Request
Report how many lines of the entries below contain the word "background", and nothing more.

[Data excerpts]
========================================
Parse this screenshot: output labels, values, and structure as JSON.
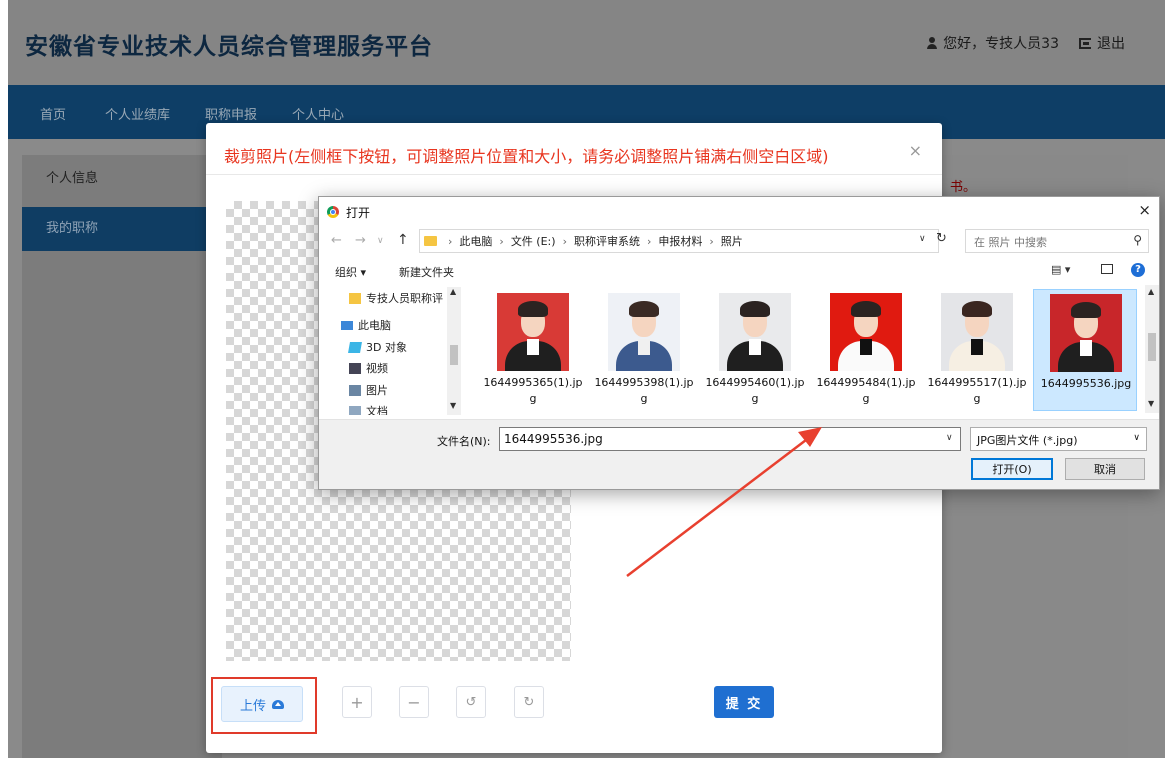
{
  "header": {
    "site_title": "安徽省专业技术人员综合管理服务平台",
    "greeting": "您好，专技人员33",
    "logout": "退出"
  },
  "nav": {
    "items": [
      "首页",
      "个人业绩库",
      "职称申报",
      "个人中心"
    ]
  },
  "sidebar": {
    "items": [
      {
        "label": "个人信息",
        "active": false
      },
      {
        "label": "我的职称",
        "active": true
      }
    ]
  },
  "background": {
    "partial_red_text": "书。"
  },
  "crop_dialog": {
    "title": "裁剪照片(左侧框下按钮，可调整照片位置和大小，请务必调整照片铺满右侧空白区域)",
    "close_symbol": "×",
    "upload_label": "上传",
    "tools": [
      "+",
      "−",
      "↺",
      "↻"
    ],
    "submit_label": "提 交"
  },
  "file_dialog": {
    "title": "打开",
    "close_symbol": "×",
    "breadcrumb": [
      "此电脑",
      "文件 (E:)",
      "职称评审系统",
      "申报材料",
      "照片"
    ],
    "search_placeholder": "在 照片 中搜索",
    "toolbar": {
      "organize": "组织 ▾",
      "new_folder": "新建文件夹"
    },
    "nav_items": [
      {
        "label": "专技人员职称评",
        "icon": "folder-icon"
      },
      {
        "label": "此电脑",
        "icon": "computer-icon"
      },
      {
        "label": "3D 对象",
        "icon": "3d-objects-icon"
      },
      {
        "label": "视频",
        "icon": "video-icon"
      },
      {
        "label": "图片",
        "icon": "pictures-icon"
      },
      {
        "label": "文档",
        "icon": "documents-icon"
      }
    ],
    "files": [
      {
        "name": "1644995365(1).jpg",
        "bg": "#d83a36",
        "selected": false
      },
      {
        "name": "1644995398(1).jpg",
        "bg": "#eef1f6",
        "selected": false
      },
      {
        "name": "1644995460(1).jpg",
        "bg": "#e9eaec",
        "selected": false
      },
      {
        "name": "1644995484(1).jpg",
        "bg": "#e01a10",
        "selected": false
      },
      {
        "name": "1644995517(1).jpg",
        "bg": "#e4e5e8",
        "selected": false
      },
      {
        "name": "1644995536.jpg",
        "bg": "#c8262a",
        "selected": true
      }
    ],
    "filename_label": "文件名(N):",
    "filename_value": "1644995536.jpg",
    "filetype_value": "JPG图片文件 (*.jpg)",
    "open_label": "打开(O)",
    "cancel_label": "取消"
  },
  "annotation": {
    "arrow_color": "#e8402f",
    "highlight_color": "#e03a2a"
  }
}
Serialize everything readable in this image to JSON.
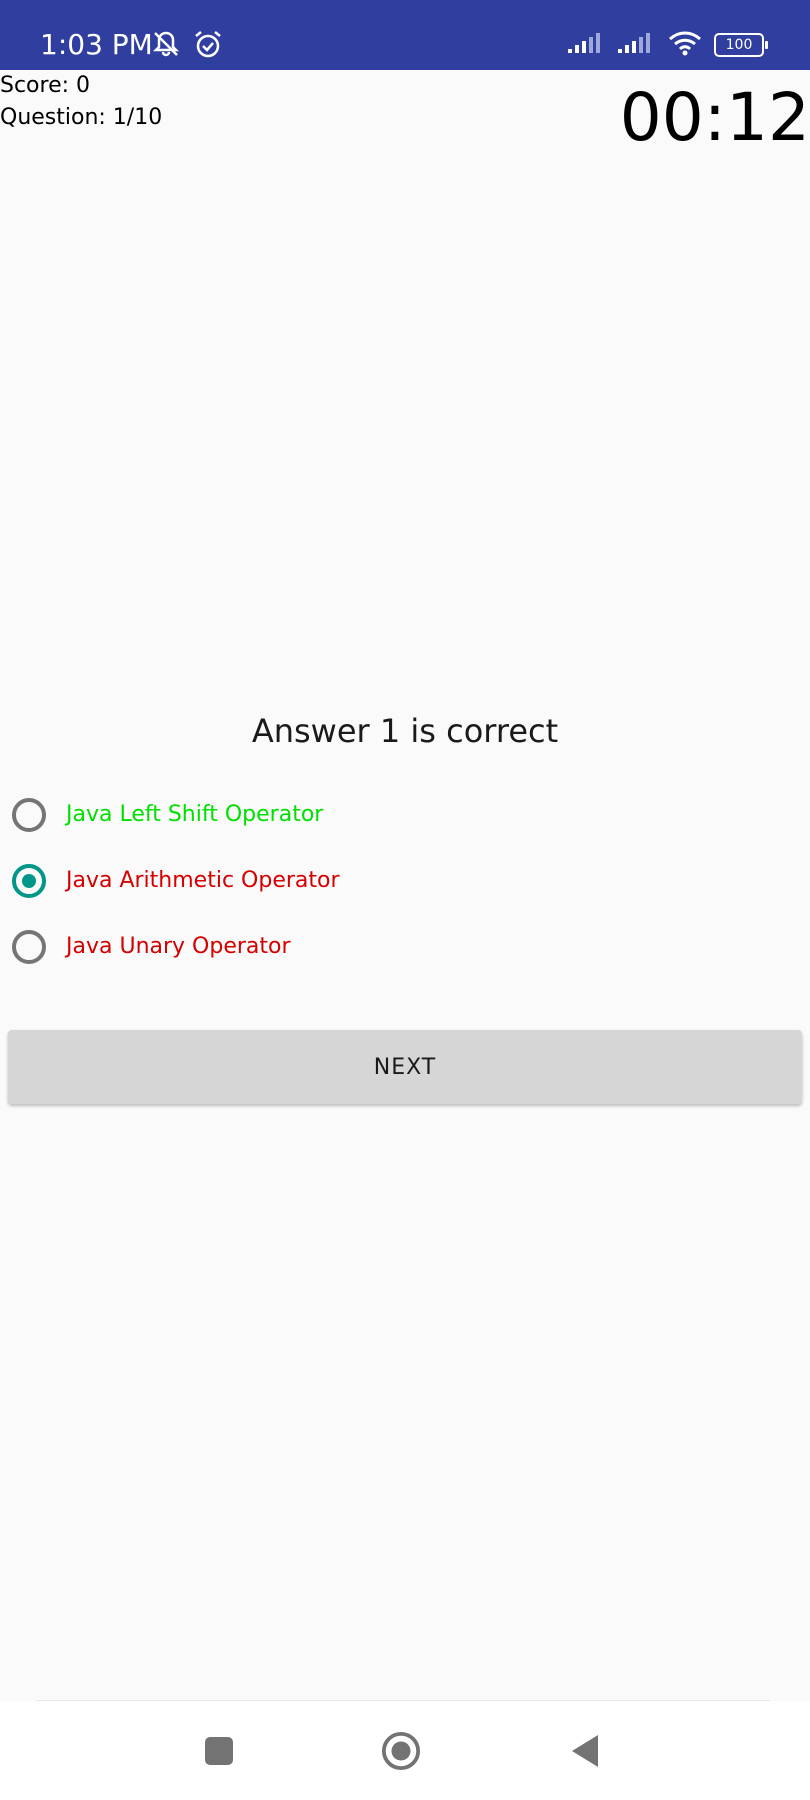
{
  "status_bar": {
    "time": "1:03 PM",
    "battery": "100",
    "background": "#303f9f",
    "icons": [
      "mute-notifications-icon",
      "alarm-icon",
      "signal-icon",
      "signal-icon",
      "wifi-icon",
      "battery-icon"
    ]
  },
  "quiz": {
    "score": "Score: 0",
    "question_counter": "Question: 1/10",
    "timer": "00:12",
    "result": "Answer 1 is correct",
    "options": [
      {
        "label": "Java Left Shift Operator",
        "checked": false,
        "color": "#00e000"
      },
      {
        "label": "Java Arithmetic Operator",
        "checked": true,
        "color": "#d50000"
      },
      {
        "label": "Java Unary Operator",
        "checked": false,
        "color": "#d50000"
      }
    ],
    "next_label": "NEXT"
  },
  "colors": {
    "accent": "#009688",
    "correct": "#00e000",
    "incorrect": "#d50000",
    "button_bg": "#d6d6d6"
  },
  "nav_bar": {
    "icons": [
      "recent-apps-icon",
      "home-icon",
      "back-icon"
    ]
  }
}
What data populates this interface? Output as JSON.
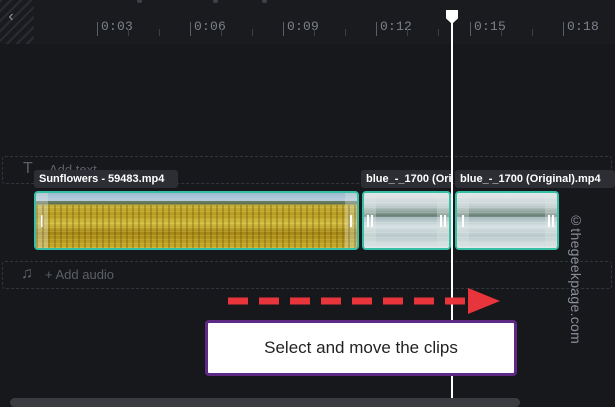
{
  "ruler": {
    "back_icon": "chevron-left-icon",
    "ticks": [
      "0:03",
      "0:06",
      "0:09",
      "0:12",
      "0:15",
      "0:18"
    ]
  },
  "text_lane": {
    "icon": "text-icon",
    "label": "Add text"
  },
  "clips": [
    {
      "label": "Sunflowers - 59483.mp4",
      "thumbnail": "sunflower-field"
    },
    {
      "label": "blue_-_1700 (Ori",
      "thumbnail": "mountain-lake"
    },
    {
      "label": "blue_-_1700 (Original).mp4",
      "thumbnail": "mountain-lake"
    }
  ],
  "audio_lane": {
    "icon": "music-note-icon",
    "label": "+ Add audio"
  },
  "annotation": {
    "callout_text": "Select and move the clips",
    "arrow_color": "#e8343b",
    "border_color": "#5f2a86"
  },
  "watermark": "©thegeekpage.com",
  "colors": {
    "background": "#17181c",
    "clip_border": "#36bfa5",
    "playhead": "#ffffff"
  }
}
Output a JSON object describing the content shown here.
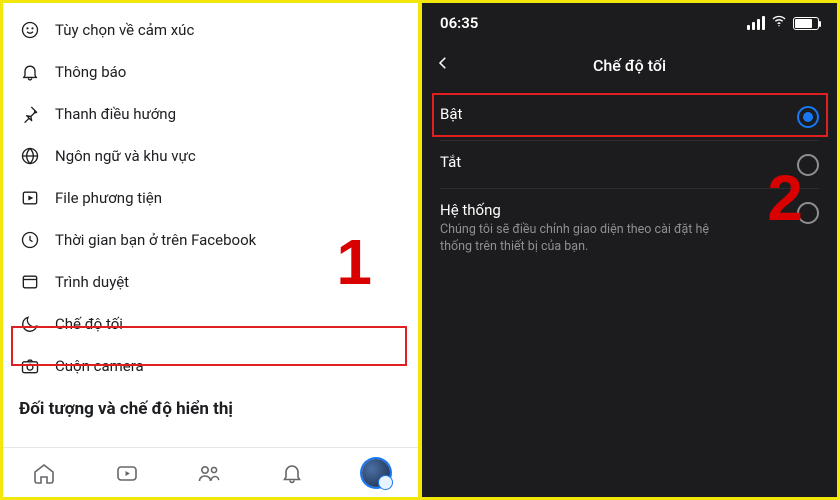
{
  "left": {
    "items": [
      {
        "label": "Tùy chọn về cảm xúc",
        "icon": "smile"
      },
      {
        "label": "Thông báo",
        "icon": "bell"
      },
      {
        "label": "Thanh điều hướng",
        "icon": "pin"
      },
      {
        "label": "Ngôn ngữ và khu vực",
        "icon": "globe"
      },
      {
        "label": "File phương tiện",
        "icon": "media"
      },
      {
        "label": "Thời gian bạn ở trên Facebook",
        "icon": "clock"
      },
      {
        "label": "Trình duyệt",
        "icon": "browser"
      },
      {
        "label": "Chế độ tối",
        "icon": "moon"
      },
      {
        "label": "Cuộn camera",
        "icon": "camera"
      }
    ],
    "section_header": "Đối tượng và chế độ hiển thị",
    "step_label": "1"
  },
  "right": {
    "status_time": "06:35",
    "battery": "79",
    "title": "Chế độ tối",
    "options": {
      "on": {
        "label": "Bật",
        "selected": true
      },
      "off": {
        "label": "Tắt",
        "selected": false
      },
      "sys": {
        "label": "Hệ thống",
        "desc": "Chúng tôi sẽ điều chỉnh giao diện theo cài đặt hệ thống trên thiết bị của bạn.",
        "selected": false
      }
    },
    "step_label": "2"
  }
}
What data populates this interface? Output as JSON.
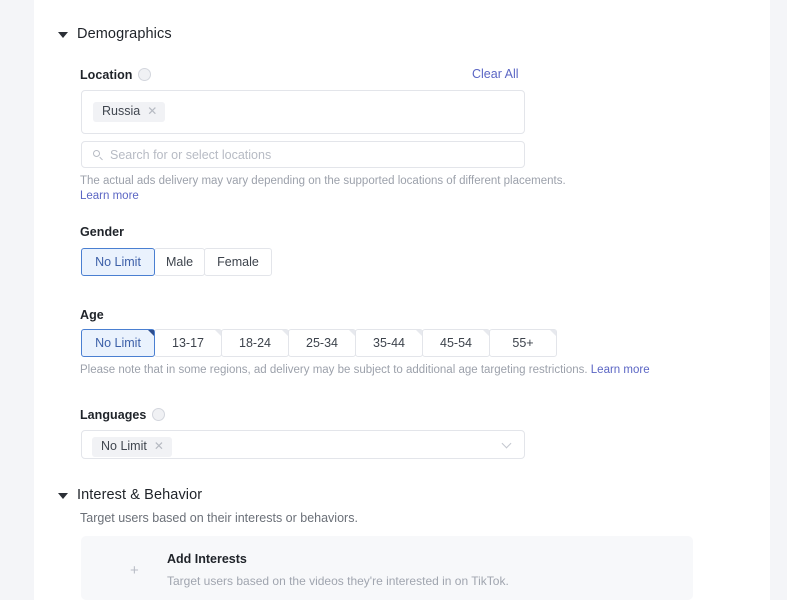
{
  "sections": {
    "demographics": {
      "title": "Demographics",
      "caret_icon": "caret-down-icon"
    },
    "interest": {
      "title": "Interest & Behavior",
      "caret_icon": "caret-down-icon",
      "description": "Target users based on their interests or behaviors.",
      "card": {
        "plus_icon": "plus-icon",
        "title": "Add Interests",
        "subtitle": "Target users based on the videos they're interested in on TikTok."
      }
    }
  },
  "location": {
    "label": "Location",
    "info_icon": "info-icon",
    "clear_all": "Clear All",
    "tags": [
      {
        "label": "Russia",
        "remove_icon": "close-icon"
      }
    ],
    "search_icon": "search-icon",
    "search_placeholder": "Search for or select locations",
    "helper_text": "The actual ads delivery may vary depending on the supported locations of different placements.",
    "helper_link": "Learn more"
  },
  "gender": {
    "label": "Gender",
    "options": [
      {
        "label": "No Limit",
        "selected": true
      },
      {
        "label": "Male",
        "selected": false
      },
      {
        "label": "Female",
        "selected": false
      }
    ]
  },
  "age": {
    "label": "Age",
    "options": [
      {
        "label": "No Limit",
        "selected": true
      },
      {
        "label": "13-17",
        "selected": false
      },
      {
        "label": "18-24",
        "selected": false
      },
      {
        "label": "25-34",
        "selected": false
      },
      {
        "label": "35-44",
        "selected": false
      },
      {
        "label": "45-54",
        "selected": false
      },
      {
        "label": "55+",
        "selected": false
      }
    ],
    "helper_text": "Please note that in some regions, ad delivery may be subject to additional age targeting restrictions.",
    "helper_link": "Learn more"
  },
  "languages": {
    "label": "Languages",
    "info_icon": "info-icon",
    "tags": [
      {
        "label": "No Limit",
        "remove_icon": "close-icon"
      }
    ],
    "dropdown_icon": "chevron-down-icon"
  },
  "colors": {
    "accent_link": "#5b66c4",
    "selected_bg": "#eaf2fd",
    "selected_border": "#4a7fd1",
    "page_bg": "#f3f4f7",
    "card_bg": "#ffffff"
  }
}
========================================
Result
3